[start Material shown]

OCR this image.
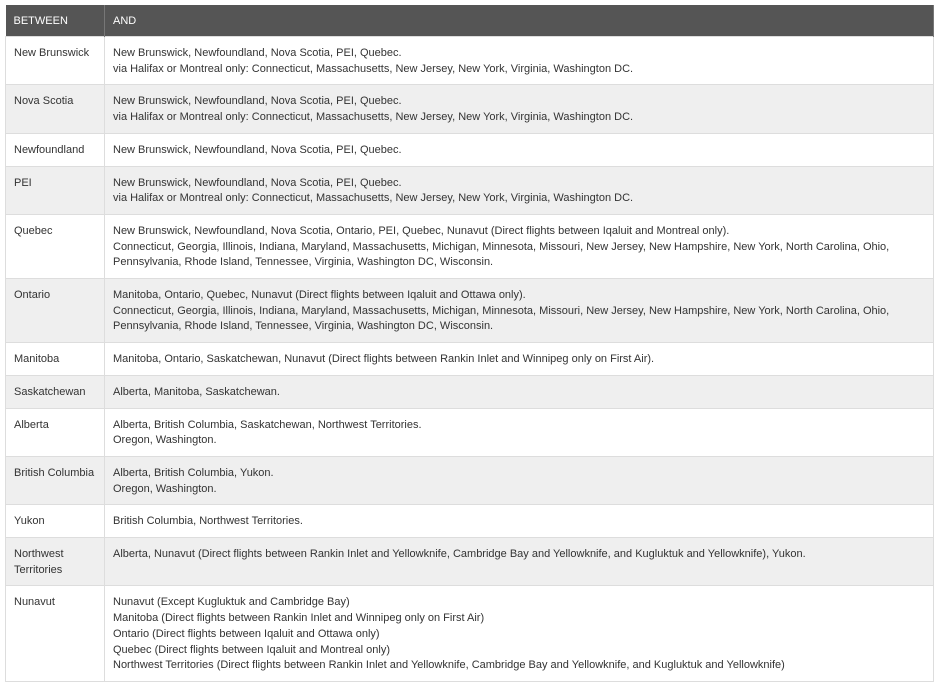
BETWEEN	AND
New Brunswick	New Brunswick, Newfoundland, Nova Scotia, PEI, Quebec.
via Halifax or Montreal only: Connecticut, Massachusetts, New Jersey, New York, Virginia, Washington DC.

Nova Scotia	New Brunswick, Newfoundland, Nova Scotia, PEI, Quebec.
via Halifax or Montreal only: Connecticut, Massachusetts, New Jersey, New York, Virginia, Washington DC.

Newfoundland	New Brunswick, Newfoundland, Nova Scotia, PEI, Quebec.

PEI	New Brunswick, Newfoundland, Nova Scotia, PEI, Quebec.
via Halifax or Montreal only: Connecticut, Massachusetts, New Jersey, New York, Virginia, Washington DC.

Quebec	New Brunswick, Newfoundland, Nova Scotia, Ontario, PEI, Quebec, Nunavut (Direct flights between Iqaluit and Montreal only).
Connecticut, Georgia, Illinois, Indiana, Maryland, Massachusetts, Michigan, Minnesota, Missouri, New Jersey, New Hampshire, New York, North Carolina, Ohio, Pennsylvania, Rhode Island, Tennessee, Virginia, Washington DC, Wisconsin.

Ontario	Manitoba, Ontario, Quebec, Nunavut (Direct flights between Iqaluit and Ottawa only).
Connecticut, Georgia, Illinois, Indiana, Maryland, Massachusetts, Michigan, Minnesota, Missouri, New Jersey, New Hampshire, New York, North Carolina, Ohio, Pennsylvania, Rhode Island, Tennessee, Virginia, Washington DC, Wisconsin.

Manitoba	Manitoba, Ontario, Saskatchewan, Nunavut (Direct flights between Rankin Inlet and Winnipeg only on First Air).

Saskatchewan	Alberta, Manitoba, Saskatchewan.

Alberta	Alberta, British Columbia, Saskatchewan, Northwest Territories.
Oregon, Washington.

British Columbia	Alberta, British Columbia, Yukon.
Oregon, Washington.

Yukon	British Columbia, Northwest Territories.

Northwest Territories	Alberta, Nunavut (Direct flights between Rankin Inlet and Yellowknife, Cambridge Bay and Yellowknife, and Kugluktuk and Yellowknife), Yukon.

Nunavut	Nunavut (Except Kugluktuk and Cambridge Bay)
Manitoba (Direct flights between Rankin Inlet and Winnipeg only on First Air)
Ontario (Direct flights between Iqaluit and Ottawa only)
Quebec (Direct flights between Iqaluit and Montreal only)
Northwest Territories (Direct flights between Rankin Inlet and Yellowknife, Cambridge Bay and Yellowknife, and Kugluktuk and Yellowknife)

[end Material shown]
[start Material shown]

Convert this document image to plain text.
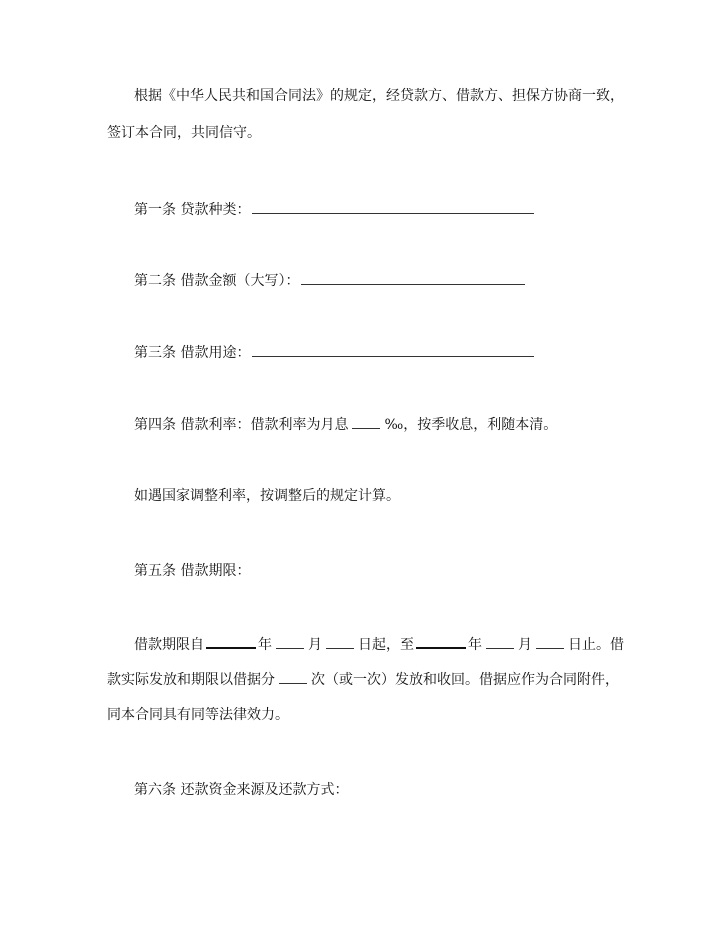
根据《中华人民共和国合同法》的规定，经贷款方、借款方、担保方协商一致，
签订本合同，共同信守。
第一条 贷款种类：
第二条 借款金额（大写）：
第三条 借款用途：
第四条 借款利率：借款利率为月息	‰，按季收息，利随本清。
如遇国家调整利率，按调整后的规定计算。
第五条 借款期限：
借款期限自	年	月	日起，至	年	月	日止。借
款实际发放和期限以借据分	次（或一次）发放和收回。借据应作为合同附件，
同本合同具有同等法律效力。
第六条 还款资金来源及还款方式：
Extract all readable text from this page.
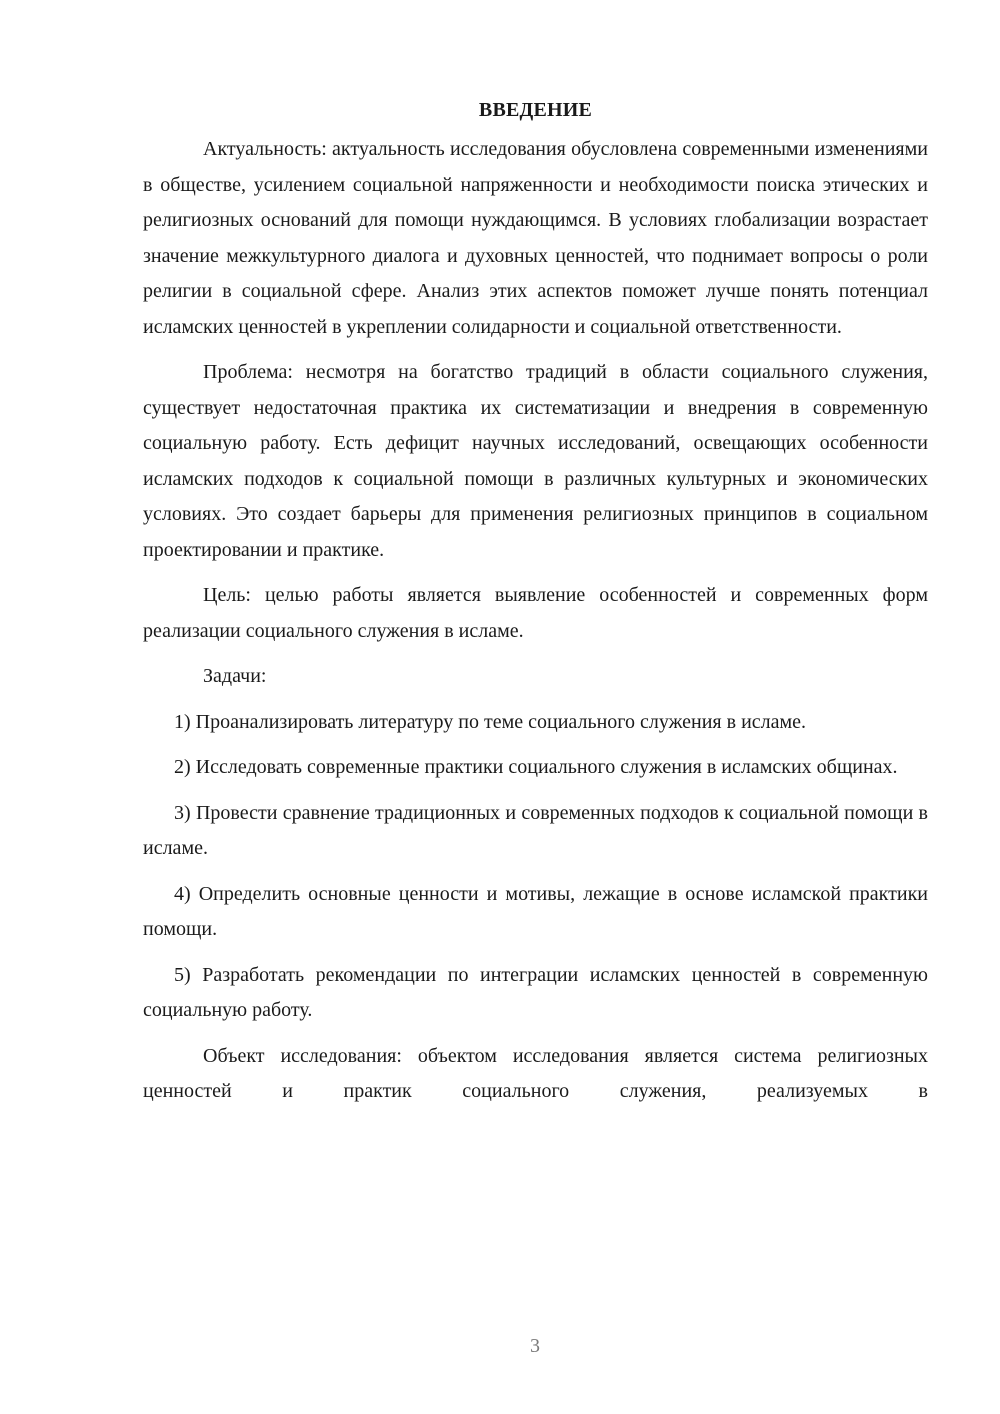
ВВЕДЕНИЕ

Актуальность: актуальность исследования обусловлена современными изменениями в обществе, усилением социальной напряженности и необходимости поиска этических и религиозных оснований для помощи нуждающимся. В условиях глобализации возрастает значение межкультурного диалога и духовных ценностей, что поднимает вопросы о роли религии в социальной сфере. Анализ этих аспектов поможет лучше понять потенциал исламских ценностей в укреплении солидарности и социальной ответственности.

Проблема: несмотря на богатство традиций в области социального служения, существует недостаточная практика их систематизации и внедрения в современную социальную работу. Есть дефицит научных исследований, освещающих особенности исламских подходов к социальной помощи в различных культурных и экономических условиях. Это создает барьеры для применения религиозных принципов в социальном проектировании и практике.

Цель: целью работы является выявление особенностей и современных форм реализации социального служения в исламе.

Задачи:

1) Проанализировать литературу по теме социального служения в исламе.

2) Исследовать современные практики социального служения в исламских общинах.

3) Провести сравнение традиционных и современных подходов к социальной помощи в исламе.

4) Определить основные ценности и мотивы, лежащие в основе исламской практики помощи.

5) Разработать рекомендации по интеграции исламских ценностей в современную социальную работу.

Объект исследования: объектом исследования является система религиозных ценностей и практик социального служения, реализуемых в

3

[end Material shown]

Exercise: Note each line of the entries that has "Nova" in it, and copy those lines.

Answer:
New Brunswick	New Brunswick, Newfoundland, Nova Scotia, PEI, Quebec.
Nova Scotia	New Brunswick, Newfoundland, Nova Scotia, PEI, Quebec.
Newfoundland	New Brunswick, Newfoundland, Nova Scotia, PEI, Quebec.
PEI	New Brunswick, Newfoundland, Nova Scotia, PEI, Quebec.
Quebec	New Brunswick, Newfoundland, Nova Scotia, Ontario, PEI, Quebec, Nunavut (Direct flights between Iqaluit and Montreal only).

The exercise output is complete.